**AIM**
Report how many lines contain "Capacity", with no other words.
GIVEN ENTRIES start
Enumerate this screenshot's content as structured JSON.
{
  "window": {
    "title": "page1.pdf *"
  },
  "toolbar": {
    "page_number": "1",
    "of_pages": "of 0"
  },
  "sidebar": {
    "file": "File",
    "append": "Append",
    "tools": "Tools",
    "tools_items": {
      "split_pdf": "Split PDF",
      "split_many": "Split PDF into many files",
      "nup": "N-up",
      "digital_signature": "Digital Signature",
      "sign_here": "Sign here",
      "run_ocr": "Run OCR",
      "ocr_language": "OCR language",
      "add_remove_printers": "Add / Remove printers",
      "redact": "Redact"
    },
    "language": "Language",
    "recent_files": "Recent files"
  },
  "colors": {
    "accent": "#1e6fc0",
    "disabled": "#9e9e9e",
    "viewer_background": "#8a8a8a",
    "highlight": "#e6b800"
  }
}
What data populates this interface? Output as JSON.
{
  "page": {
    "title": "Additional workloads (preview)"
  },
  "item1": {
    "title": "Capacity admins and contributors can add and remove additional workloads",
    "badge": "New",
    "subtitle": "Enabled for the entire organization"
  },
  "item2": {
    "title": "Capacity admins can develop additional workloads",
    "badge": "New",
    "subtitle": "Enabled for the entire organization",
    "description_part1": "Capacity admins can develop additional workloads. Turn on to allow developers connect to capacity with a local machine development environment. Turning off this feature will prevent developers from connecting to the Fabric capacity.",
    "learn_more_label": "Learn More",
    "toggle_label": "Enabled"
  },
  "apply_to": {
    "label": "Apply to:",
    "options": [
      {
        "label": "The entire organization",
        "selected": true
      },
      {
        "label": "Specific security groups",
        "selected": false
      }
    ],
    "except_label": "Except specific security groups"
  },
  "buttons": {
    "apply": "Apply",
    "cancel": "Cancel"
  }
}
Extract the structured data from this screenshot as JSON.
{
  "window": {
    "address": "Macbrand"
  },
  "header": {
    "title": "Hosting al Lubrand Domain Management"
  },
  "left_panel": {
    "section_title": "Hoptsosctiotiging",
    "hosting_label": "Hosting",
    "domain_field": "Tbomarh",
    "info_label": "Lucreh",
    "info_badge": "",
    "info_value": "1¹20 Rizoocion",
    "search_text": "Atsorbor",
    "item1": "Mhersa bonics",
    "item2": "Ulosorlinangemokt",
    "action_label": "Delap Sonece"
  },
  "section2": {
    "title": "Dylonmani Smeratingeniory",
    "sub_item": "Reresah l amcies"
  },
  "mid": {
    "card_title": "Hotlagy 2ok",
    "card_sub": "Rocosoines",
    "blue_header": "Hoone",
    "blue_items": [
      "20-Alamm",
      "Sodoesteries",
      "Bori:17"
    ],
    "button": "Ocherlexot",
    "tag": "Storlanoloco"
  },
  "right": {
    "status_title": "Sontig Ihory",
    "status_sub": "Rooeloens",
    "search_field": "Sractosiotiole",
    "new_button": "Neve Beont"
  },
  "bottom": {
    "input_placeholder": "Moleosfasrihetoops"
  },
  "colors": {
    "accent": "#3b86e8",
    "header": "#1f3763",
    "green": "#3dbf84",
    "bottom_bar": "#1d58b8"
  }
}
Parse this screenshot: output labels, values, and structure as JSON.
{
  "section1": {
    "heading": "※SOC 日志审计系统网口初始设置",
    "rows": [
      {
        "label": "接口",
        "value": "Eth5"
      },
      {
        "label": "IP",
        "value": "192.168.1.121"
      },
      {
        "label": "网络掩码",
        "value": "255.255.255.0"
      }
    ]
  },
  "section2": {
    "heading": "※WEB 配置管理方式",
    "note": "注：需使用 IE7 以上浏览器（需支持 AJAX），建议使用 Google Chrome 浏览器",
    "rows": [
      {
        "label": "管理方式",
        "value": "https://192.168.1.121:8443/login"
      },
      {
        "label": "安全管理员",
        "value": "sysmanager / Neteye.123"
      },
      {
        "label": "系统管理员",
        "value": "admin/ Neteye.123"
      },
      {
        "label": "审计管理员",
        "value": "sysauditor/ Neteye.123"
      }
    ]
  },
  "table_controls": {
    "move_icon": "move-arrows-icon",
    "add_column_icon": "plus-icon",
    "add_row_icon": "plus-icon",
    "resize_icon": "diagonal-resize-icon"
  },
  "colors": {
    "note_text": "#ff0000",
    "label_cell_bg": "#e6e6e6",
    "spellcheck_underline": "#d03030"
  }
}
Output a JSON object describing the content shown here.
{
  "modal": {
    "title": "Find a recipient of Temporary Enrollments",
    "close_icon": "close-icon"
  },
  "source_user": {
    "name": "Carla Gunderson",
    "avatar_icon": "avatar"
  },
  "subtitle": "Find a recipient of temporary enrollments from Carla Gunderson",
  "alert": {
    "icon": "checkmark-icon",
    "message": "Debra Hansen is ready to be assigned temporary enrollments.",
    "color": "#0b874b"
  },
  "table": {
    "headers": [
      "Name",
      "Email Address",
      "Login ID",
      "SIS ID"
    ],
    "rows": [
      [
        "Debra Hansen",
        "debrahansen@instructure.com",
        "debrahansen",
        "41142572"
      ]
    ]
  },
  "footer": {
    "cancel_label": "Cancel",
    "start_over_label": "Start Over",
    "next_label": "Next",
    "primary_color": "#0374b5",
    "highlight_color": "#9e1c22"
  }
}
GIVEN ENTRIES end
**FINISHED EXERCISE**
3